What the exercise asks:
From the entries that follow, list every line in which the string "location" appears.

Supplied data:
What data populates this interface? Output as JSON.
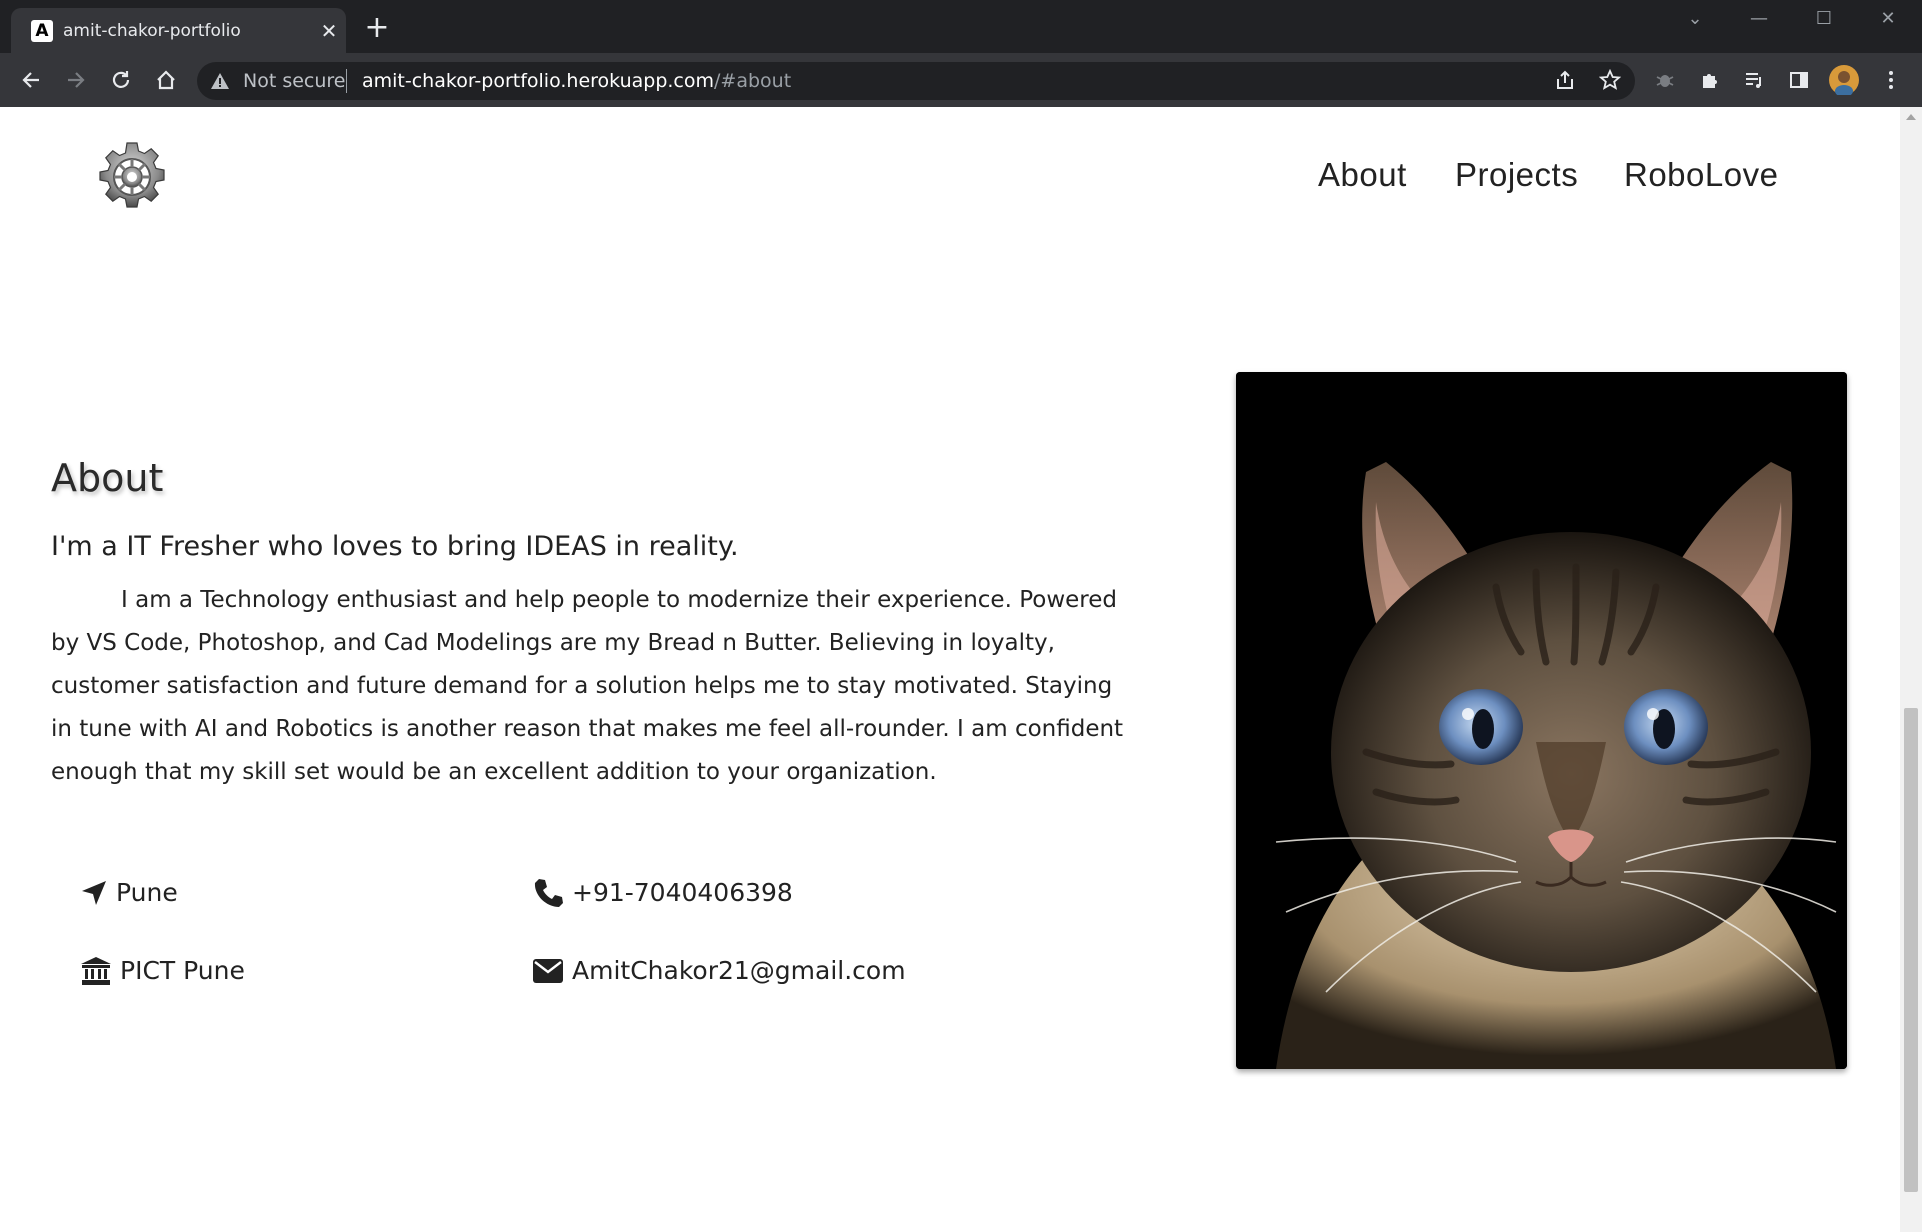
{
  "browser": {
    "tab_title": "amit-chakor-portfolio",
    "favicon_letter": "A",
    "security_label": "Not secure",
    "url_host": "amit-chakor-portfolio.herokuapp.com",
    "url_path": "/#about"
  },
  "nav": {
    "items": [
      {
        "label": "About"
      },
      {
        "label": "Projects"
      },
      {
        "label": "RoboLove"
      }
    ]
  },
  "about": {
    "title": "About",
    "subtitle": "I'm a IT Fresher who loves to bring IDEAS in reality.",
    "body": "I am a Technology enthusiast and help people to modernize their experience. Powered by VS Code, Photoshop, and Cad Modelings are my Bread n Butter. Believing in loyalty, customer satisfaction and future demand for a solution helps me to stay motivated. Staying in tune with AI and Robotics is another reason that makes me feel all-rounder. I am confident enough that my skill set would be an excellent addition to your organization.",
    "location": "Pune",
    "phone": "+91-7040406398",
    "college": "PICT Pune",
    "email": "AmitChakor21@gmail.com"
  },
  "icons": {
    "logo": "gear-icon",
    "location": "location-arrow-icon",
    "phone": "phone-icon",
    "college": "institution-icon",
    "email": "envelope-icon"
  }
}
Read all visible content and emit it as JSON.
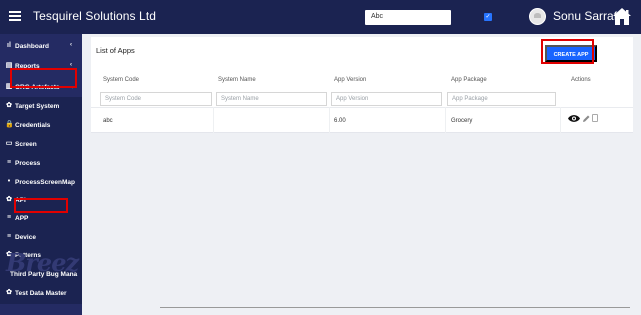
{
  "header": {
    "title": "Tesquirel Solutions Ltd",
    "search_value": "Abc",
    "user_name": "Sonu Sarraf",
    "checkbox_checked": true,
    "icons": [
      "menu-icon",
      "avatar",
      "home-icon"
    ],
    "colors": {
      "topbar": "#1b2351",
      "sidebar": "#242b63",
      "accent": "#1964ff",
      "highlight": "#e10000"
    }
  },
  "sidebar": {
    "items": [
      {
        "label": "Dashboard",
        "icon": "bar-chart-icon"
      },
      {
        "label": "Reports",
        "icon": "document-icon"
      },
      {
        "label": "ORG Artefacts",
        "icon": "building-icon"
      },
      {
        "label": "Target System",
        "icon": "gear-icon"
      },
      {
        "label": "Credentials",
        "icon": "lock-icon"
      },
      {
        "label": "Screen",
        "icon": "monitor-icon"
      },
      {
        "label": "Process",
        "icon": "stack-icon"
      },
      {
        "label": "ProcessScreenMap",
        "icon": "dot-icon"
      },
      {
        "label": "API",
        "icon": "gear-icon"
      },
      {
        "label": "APP",
        "icon": "stack-icon"
      },
      {
        "label": "Device",
        "icon": "stack-icon"
      },
      {
        "label": "Patterns",
        "icon": "gear-icon"
      },
      {
        "label": "Third Party Bug Mana",
        "icon": ""
      },
      {
        "label": "Test Data Master",
        "icon": "gear-icon"
      }
    ],
    "logo": "Breez"
  },
  "main": {
    "title": "List of Apps",
    "create_button": "CREATE APP",
    "columns": [
      "System Code",
      "System Name",
      "App Version",
      "App Package",
      "Actions"
    ],
    "filters": [
      "System Code",
      "System Name",
      "App Version",
      "App Package"
    ],
    "rows": [
      {
        "system_code": "abc",
        "system_name": "",
        "app_version": "6.00",
        "app_package": "Grocery"
      }
    ],
    "action_icons": [
      "eye-icon",
      "pencil-icon",
      "trash-icon"
    ]
  }
}
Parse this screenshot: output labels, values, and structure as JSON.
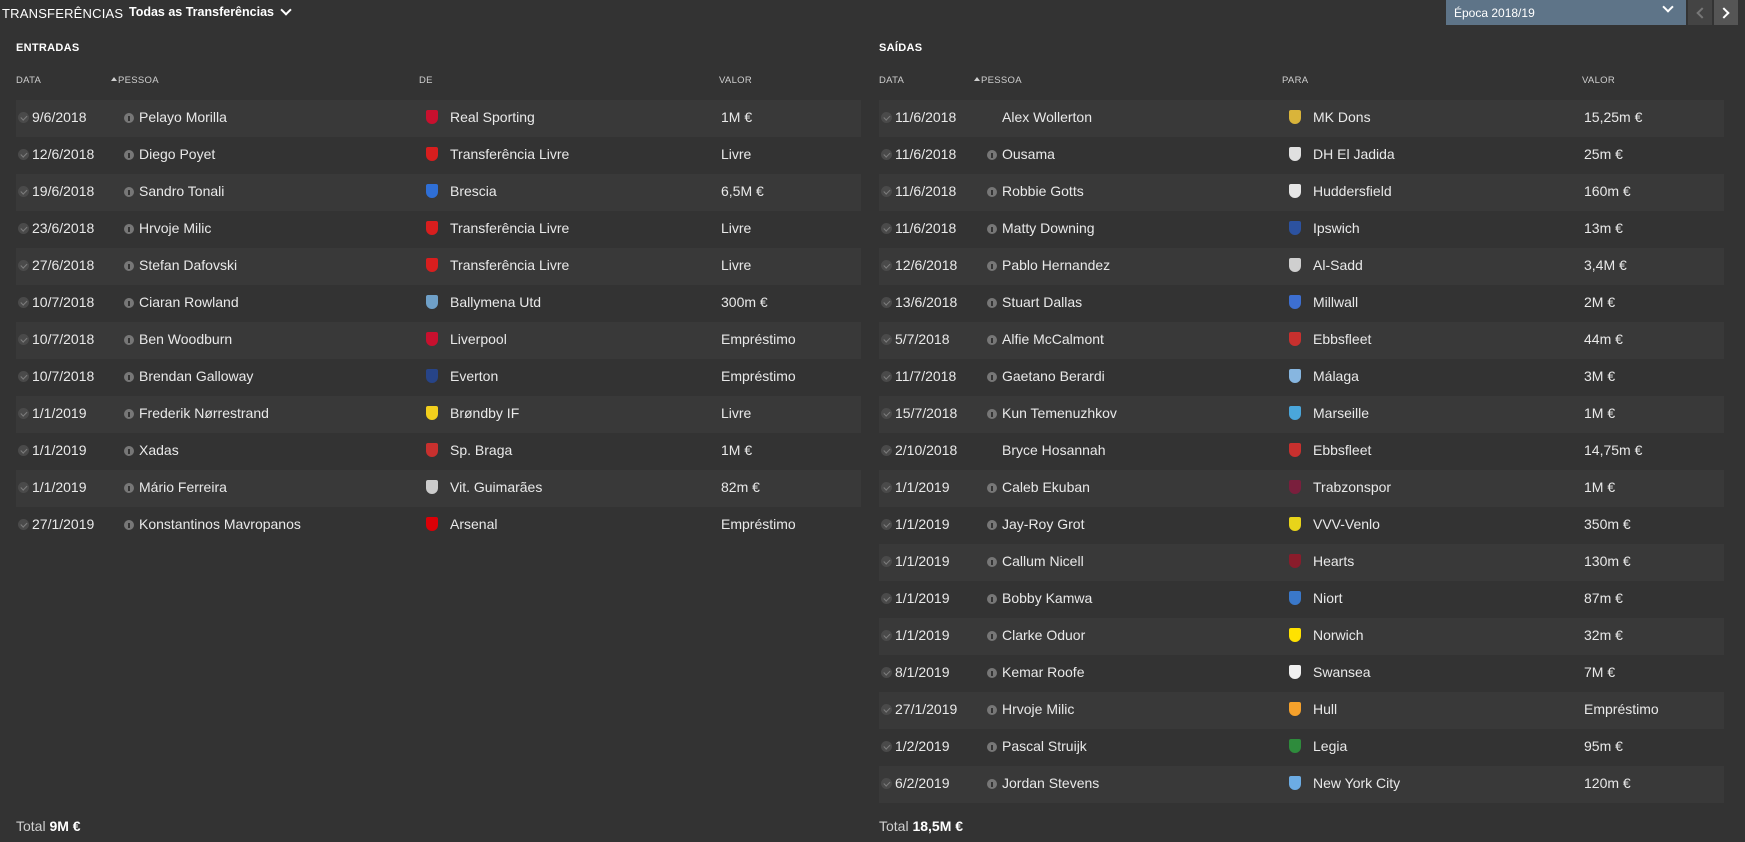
{
  "header": {
    "title": "TRANSFERÊNCIAS",
    "filter_label": "Todas as Transferências",
    "season_label": "Época 2018/19"
  },
  "incoming": {
    "title": "ENTRADAS",
    "headers": {
      "date": "DATA",
      "person": "PESSOA",
      "club": "DE",
      "value": "VALOR"
    },
    "rows": [
      {
        "date": "9/6/2018",
        "person": "Pelayo Morilla",
        "info": true,
        "club": "Real Sporting",
        "crest": "#c8102e",
        "value": "1M €"
      },
      {
        "date": "12/6/2018",
        "person": "Diego Poyet",
        "info": true,
        "club": "Transferência Livre",
        "crest": "#d81e1e",
        "value": "Livre"
      },
      {
        "date": "19/6/2018",
        "person": "Sandro Tonali",
        "info": true,
        "club": "Brescia",
        "crest": "#2f6fd6",
        "value": "6,5M €"
      },
      {
        "date": "23/6/2018",
        "person": "Hrvoje Milic",
        "info": true,
        "club": "Transferência Livre",
        "crest": "#d81e1e",
        "value": "Livre"
      },
      {
        "date": "27/6/2018",
        "person": "Stefan Dafovski",
        "info": true,
        "club": "Transferência Livre",
        "crest": "#d81e1e",
        "value": "Livre"
      },
      {
        "date": "10/7/2018",
        "person": "Ciaran Rowland",
        "info": true,
        "club": "Ballymena Utd",
        "crest": "#6fa0c8",
        "value": "300m €"
      },
      {
        "date": "10/7/2018",
        "person": "Ben Woodburn",
        "info": true,
        "club": "Liverpool",
        "crest": "#c8102e",
        "value": "Empréstimo"
      },
      {
        "date": "10/7/2018",
        "person": "Brendan Galloway",
        "info": true,
        "club": "Everton",
        "crest": "#274488",
        "value": "Empréstimo"
      },
      {
        "date": "1/1/2019",
        "person": "Frederik Nørrestrand",
        "info": true,
        "club": "Brøndby IF",
        "crest": "#f2cf1d",
        "value": "Livre"
      },
      {
        "date": "1/1/2019",
        "person": "Xadas",
        "info": true,
        "club": "Sp. Braga",
        "crest": "#c8302e",
        "value": "1M €"
      },
      {
        "date": "1/1/2019",
        "person": "Mário Ferreira",
        "info": true,
        "club": "Vit. Guimarães",
        "crest": "#cccccc",
        "value": "82m €"
      },
      {
        "date": "27/1/2019",
        "person": "Konstantinos Mavropanos",
        "info": true,
        "club": "Arsenal",
        "crest": "#db0007",
        "value": "Empréstimo"
      }
    ],
    "total_label": "Total",
    "total_value": "9M €"
  },
  "outgoing": {
    "title": "SAÍDAS",
    "headers": {
      "date": "DATA",
      "person": "PESSOA",
      "club": "PARA",
      "value": "VALOR"
    },
    "rows": [
      {
        "date": "11/6/2018",
        "person": "Alex Wollerton",
        "info": false,
        "club": "MK Dons",
        "crest": "#d9b43a",
        "value": "15,25m €"
      },
      {
        "date": "11/6/2018",
        "person": "Ousama",
        "info": true,
        "club": "DH El Jadida",
        "crest": "#e0e0e0",
        "value": "25m €"
      },
      {
        "date": "11/6/2018",
        "person": "Robbie Gotts",
        "info": true,
        "club": "Huddersfield",
        "crest": "#e6e6e6",
        "value": "160m €"
      },
      {
        "date": "11/6/2018",
        "person": "Matty Downing",
        "info": true,
        "club": "Ipswich",
        "crest": "#2c52a0",
        "value": "13m €"
      },
      {
        "date": "12/6/2018",
        "person": "Pablo Hernandez",
        "info": true,
        "club": "Al-Sadd",
        "crest": "#cfcfcf",
        "value": "3,4M €"
      },
      {
        "date": "13/6/2018",
        "person": "Stuart Dallas",
        "info": true,
        "club": "Millwall",
        "crest": "#3d6fd1",
        "value": "2M €"
      },
      {
        "date": "5/7/2018",
        "person": "Alfie McCalmont",
        "info": true,
        "club": "Ebbsfleet",
        "crest": "#c8302e",
        "value": "44m €"
      },
      {
        "date": "11/7/2018",
        "person": "Gaetano Berardi",
        "info": true,
        "club": "Málaga",
        "crest": "#87b6e0",
        "value": "3M €"
      },
      {
        "date": "15/7/2018",
        "person": "Kun Temenuzhkov",
        "info": true,
        "club": "Marseille",
        "crest": "#4aa6db",
        "value": "1M €"
      },
      {
        "date": "2/10/2018",
        "person": "Bryce Hosannah",
        "info": false,
        "club": "Ebbsfleet",
        "crest": "#c8302e",
        "value": "14,75m €"
      },
      {
        "date": "1/1/2019",
        "person": "Caleb Ekuban",
        "info": true,
        "club": "Trabzonspor",
        "crest": "#7a1f3d",
        "value": "1M €"
      },
      {
        "date": "1/1/2019",
        "person": "Jay-Roy Grot",
        "info": true,
        "club": "VVV-Venlo",
        "crest": "#e8d41a",
        "value": "350m €"
      },
      {
        "date": "1/1/2019",
        "person": "Callum Nicell",
        "info": true,
        "club": "Hearts",
        "crest": "#8a1c2b",
        "value": "130m €"
      },
      {
        "date": "1/1/2019",
        "person": "Bobby Kamwa",
        "info": true,
        "club": "Niort",
        "crest": "#3a78c9",
        "value": "87m €"
      },
      {
        "date": "1/1/2019",
        "person": "Clarke Oduor",
        "info": true,
        "club": "Norwich",
        "crest": "#ffe200",
        "value": "32m €"
      },
      {
        "date": "8/1/2019",
        "person": "Kemar Roofe",
        "info": true,
        "club": "Swansea",
        "crest": "#f0f0f0",
        "value": "7M €"
      },
      {
        "date": "27/1/2019",
        "person": "Hrvoje Milic",
        "info": true,
        "club": "Hull",
        "crest": "#f5a12b",
        "value": "Empréstimo"
      },
      {
        "date": "1/2/2019",
        "person": "Pascal Struijk",
        "info": true,
        "club": "Legia",
        "crest": "#2e8b3c",
        "value": "95m €"
      },
      {
        "date": "6/2/2019",
        "person": "Jordan Stevens",
        "info": true,
        "club": "New York City",
        "crest": "#6cace4",
        "value": "120m €"
      }
    ],
    "total_label": "Total",
    "total_value": "18,5M €"
  }
}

Reply to the exercise:
    "location": "Pune",
    "location": "location-arrow-icon",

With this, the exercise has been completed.